WORK ORDER — Report how many lines in the records carry the string "using", and give no further text.

[Items from a document page collection]
=== Begin Enclosure ===
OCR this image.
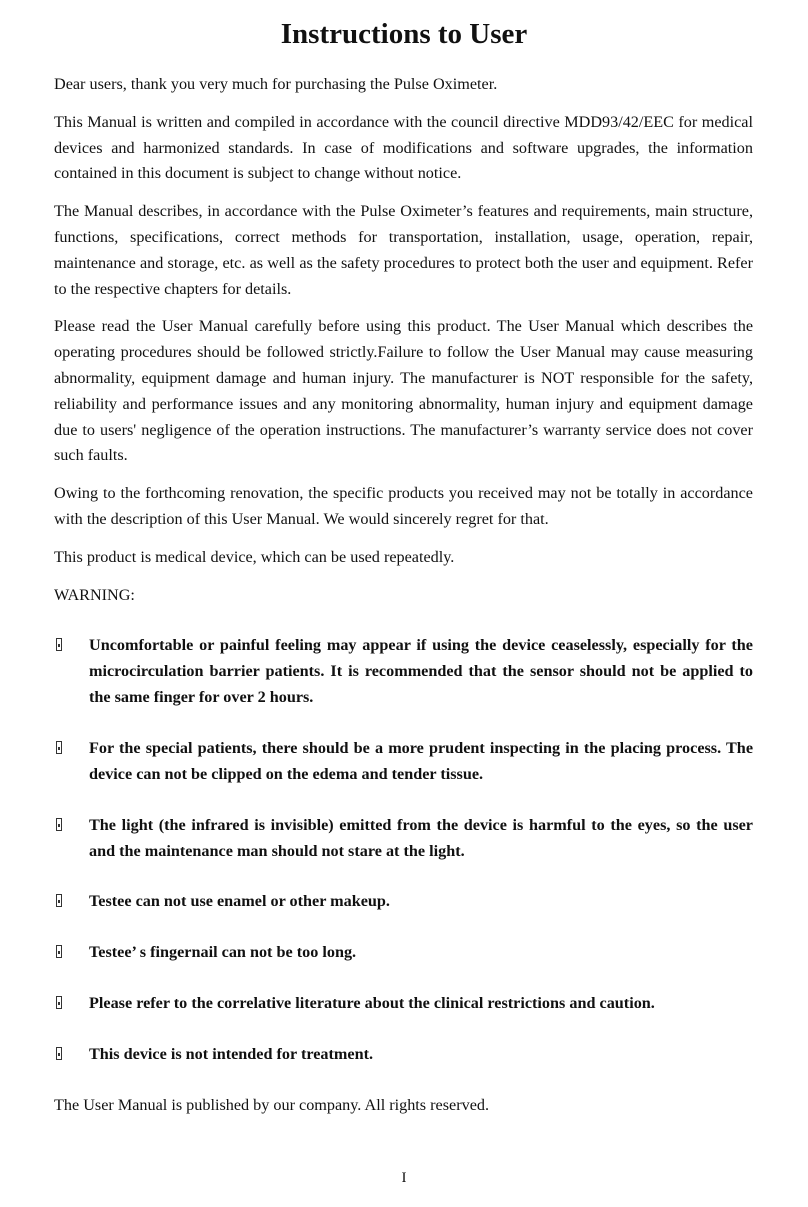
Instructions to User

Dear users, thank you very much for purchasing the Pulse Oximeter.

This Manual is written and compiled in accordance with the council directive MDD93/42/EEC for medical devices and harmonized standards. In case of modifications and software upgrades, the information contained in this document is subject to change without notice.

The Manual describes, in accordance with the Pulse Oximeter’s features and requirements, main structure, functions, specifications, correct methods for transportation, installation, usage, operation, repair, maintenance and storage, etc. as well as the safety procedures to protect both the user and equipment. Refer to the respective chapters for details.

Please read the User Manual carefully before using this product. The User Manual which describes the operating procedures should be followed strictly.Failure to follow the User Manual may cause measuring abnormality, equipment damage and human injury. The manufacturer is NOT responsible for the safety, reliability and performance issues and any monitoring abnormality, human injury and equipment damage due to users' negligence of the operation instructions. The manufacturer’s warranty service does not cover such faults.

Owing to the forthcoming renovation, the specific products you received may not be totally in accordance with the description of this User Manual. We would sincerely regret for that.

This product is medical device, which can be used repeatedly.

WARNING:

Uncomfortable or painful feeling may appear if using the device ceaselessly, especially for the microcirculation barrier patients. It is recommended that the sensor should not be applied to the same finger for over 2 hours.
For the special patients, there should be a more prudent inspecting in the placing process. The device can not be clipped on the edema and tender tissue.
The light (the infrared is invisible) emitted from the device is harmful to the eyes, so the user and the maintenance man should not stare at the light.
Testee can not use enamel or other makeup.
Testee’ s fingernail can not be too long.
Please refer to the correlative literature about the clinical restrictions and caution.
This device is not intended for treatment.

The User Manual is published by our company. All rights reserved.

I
=== End Enclosure ===
REPLY TO THE TASK — 2